# [Records for the task]
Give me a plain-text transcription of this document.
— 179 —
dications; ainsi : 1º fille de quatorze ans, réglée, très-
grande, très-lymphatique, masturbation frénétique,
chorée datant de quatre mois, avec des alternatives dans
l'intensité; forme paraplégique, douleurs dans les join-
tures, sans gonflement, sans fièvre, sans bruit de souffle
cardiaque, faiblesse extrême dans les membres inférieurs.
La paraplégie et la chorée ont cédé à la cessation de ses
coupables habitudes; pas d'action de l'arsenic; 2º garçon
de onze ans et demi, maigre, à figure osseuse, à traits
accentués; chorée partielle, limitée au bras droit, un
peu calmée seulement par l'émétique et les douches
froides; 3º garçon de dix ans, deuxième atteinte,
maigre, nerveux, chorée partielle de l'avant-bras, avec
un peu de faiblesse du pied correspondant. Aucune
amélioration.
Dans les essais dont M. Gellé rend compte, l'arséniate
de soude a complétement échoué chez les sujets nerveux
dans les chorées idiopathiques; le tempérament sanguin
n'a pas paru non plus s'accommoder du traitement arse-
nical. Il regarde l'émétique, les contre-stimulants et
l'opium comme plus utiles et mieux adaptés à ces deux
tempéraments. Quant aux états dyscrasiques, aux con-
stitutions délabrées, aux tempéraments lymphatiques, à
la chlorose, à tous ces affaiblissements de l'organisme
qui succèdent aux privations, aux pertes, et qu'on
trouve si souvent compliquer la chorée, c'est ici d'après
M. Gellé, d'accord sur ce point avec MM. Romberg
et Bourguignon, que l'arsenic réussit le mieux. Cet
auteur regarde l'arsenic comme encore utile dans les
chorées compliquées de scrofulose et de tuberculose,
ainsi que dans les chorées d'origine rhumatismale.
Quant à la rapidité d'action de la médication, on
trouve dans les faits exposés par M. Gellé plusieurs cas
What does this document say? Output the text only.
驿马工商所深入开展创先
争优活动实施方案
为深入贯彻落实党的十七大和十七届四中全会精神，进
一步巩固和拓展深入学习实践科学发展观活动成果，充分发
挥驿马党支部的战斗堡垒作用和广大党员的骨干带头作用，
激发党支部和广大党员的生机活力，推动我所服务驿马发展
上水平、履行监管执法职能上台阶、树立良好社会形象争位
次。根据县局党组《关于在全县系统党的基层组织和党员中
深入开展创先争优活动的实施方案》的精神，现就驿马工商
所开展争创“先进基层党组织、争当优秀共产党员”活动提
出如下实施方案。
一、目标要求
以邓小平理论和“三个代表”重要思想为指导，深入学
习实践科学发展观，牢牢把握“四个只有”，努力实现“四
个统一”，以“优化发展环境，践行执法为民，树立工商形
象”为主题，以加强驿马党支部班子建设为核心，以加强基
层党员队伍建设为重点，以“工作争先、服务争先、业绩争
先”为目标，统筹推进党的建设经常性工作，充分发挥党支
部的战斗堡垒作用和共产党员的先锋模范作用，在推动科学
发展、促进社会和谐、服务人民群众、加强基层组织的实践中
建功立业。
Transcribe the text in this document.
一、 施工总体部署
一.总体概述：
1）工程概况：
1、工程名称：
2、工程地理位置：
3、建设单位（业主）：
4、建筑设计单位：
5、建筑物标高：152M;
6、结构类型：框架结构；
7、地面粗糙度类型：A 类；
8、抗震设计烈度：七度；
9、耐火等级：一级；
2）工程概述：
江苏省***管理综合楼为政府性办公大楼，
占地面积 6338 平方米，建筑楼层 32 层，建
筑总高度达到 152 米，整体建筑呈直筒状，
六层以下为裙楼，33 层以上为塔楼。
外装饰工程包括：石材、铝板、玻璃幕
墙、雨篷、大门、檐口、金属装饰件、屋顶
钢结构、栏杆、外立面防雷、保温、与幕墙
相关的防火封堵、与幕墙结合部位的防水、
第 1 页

# [Given exercise]
Beginning with the line that contains "Transcribe the text in this document.", quote each line exactly through the last line of the entries above, and nothing beyond them.

# [Completed task]
Transcribe the text in this document.
一、 施工总体部署
一.总体概述：
1）工程概况：
1、工程名称：
2、工程地理位置：
3、建设单位（业主）：
4、建筑设计单位：
5、建筑物标高：152M;
6、结构类型：框架结构；
7、地面粗糙度类型：A 类；
8、抗震设计烈度：七度；
9、耐火等级：一级；
2）工程概述：
江苏省***管理综合楼为政府性办公大楼，
占地面积 6338 平方米，建筑楼层 32 层，建
筑总高度达到 152 米，整体建筑呈直筒状，
六层以下为裙楼，33 层以上为塔楼。
外装饰工程包括：石材、铝板、玻璃幕
墙、雨篷、大门、檐口、金属装饰件、屋顶
钢结构、栏杆、外立面防雷、保温、与幕墙
相关的防火封堵、与幕墙结合部位的防水、
第 1 页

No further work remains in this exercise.